» **TASK DETAILS**:
Without the pictures, return all of the material exactly as written.

◆ ◆ ◆

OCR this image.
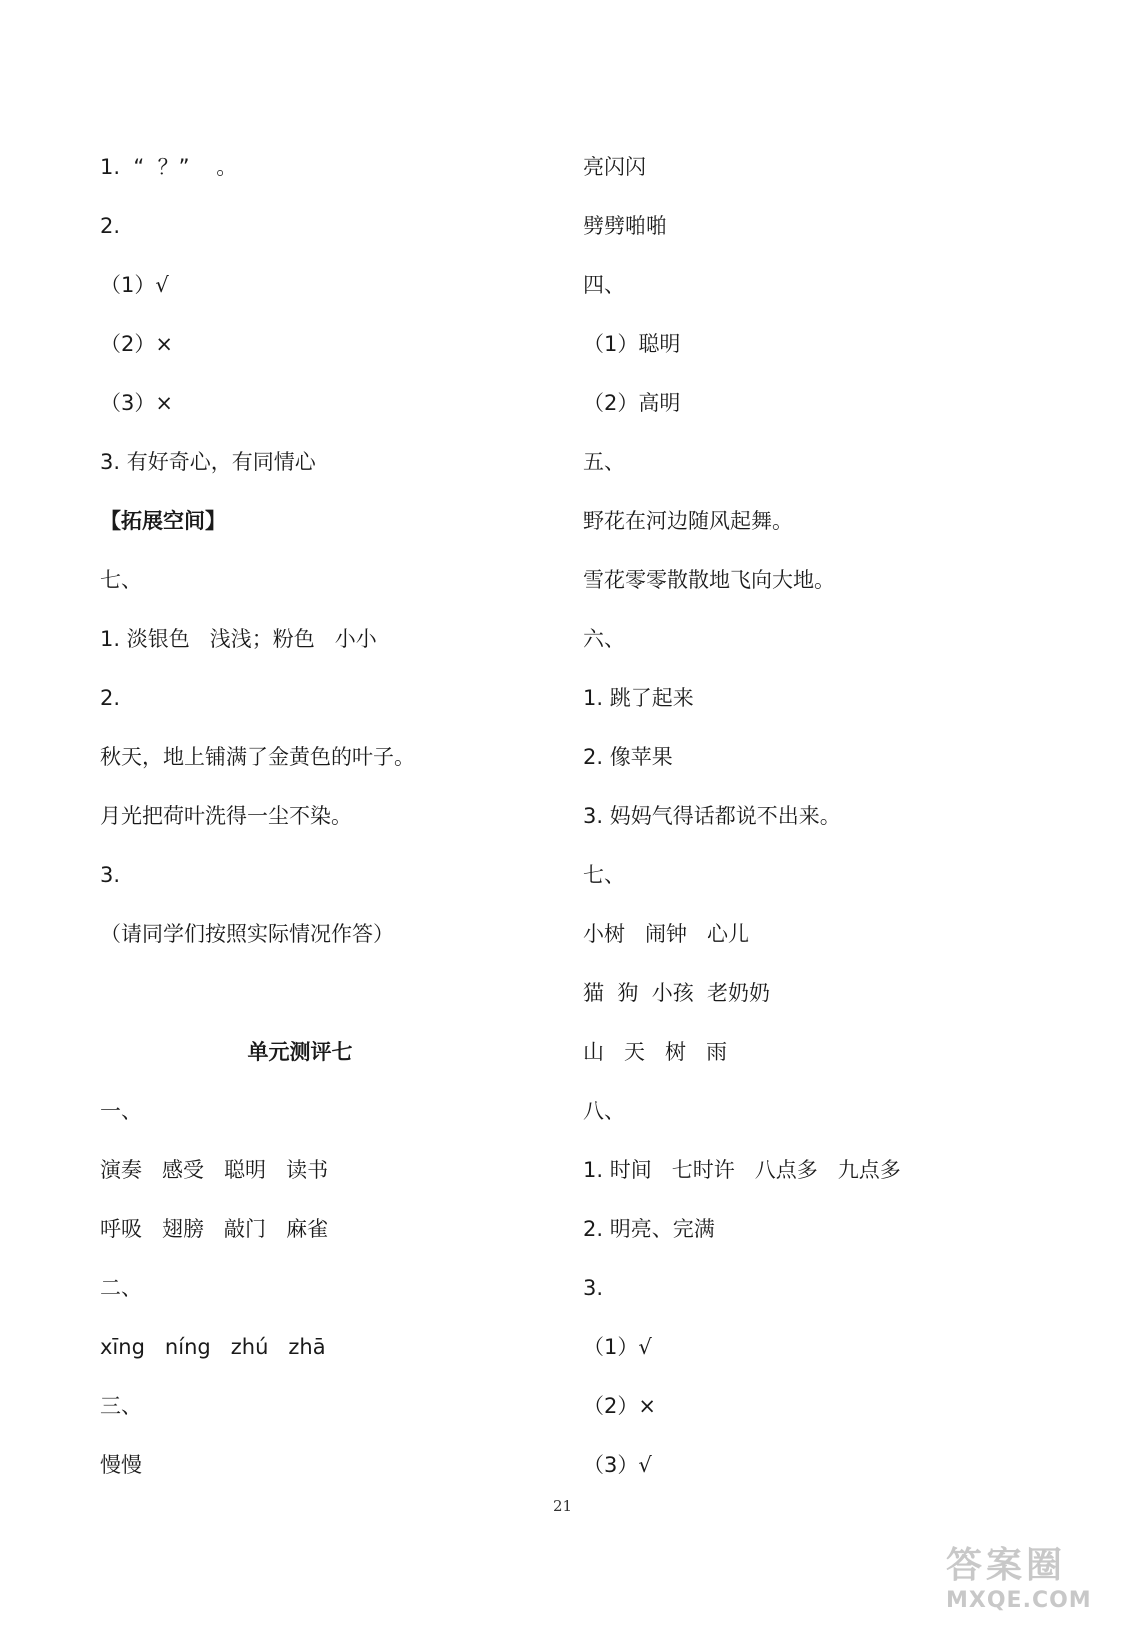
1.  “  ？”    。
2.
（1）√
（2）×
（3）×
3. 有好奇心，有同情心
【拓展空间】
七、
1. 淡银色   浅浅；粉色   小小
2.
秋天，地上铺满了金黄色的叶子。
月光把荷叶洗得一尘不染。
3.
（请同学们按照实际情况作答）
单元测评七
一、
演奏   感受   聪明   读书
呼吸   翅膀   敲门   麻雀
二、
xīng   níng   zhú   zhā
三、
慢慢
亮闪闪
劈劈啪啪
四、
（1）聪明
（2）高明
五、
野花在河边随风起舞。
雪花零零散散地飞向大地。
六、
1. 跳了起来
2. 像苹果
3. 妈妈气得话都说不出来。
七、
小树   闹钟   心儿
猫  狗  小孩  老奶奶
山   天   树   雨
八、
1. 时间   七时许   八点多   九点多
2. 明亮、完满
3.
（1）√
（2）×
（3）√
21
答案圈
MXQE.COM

◆ ◆ ◆

» **EXERCISE SOLUTION**:
OCR this image.
1.  “  ？”    。
2.
（1）√
（2）×
（3）×
3. 有好奇心，有同情心
【拓展空间】
七、
1. 淡银色   浅浅；粉色   小小
2.
秋天，地上铺满了金黄色的叶子。
月光把荷叶洗得一尘不染。
3.
（请同学们按照实际情况作答）
单元测评七
一、
演奏   感受   聪明   读书
呼吸   翅膀   敲门   麻雀
二、
xīng   níng   zhú   zhā
三、
慢慢
亮闪闪
劈劈啪啪
四、
（1）聪明
（2）高明
五、
野花在河边随风起舞。
雪花零零散散地飞向大地。
六、
1. 跳了起来
2. 像苹果
3. 妈妈气得话都说不出来。
七、
小树   闹钟   心儿
猫  狗  小孩  老奶奶
山   天   树   雨
八、
1. 时间   七时许   八点多   九点多
2. 明亮、完满
3.
（1）√
（2）×
（3）√
21
答案圈
MXQE.COM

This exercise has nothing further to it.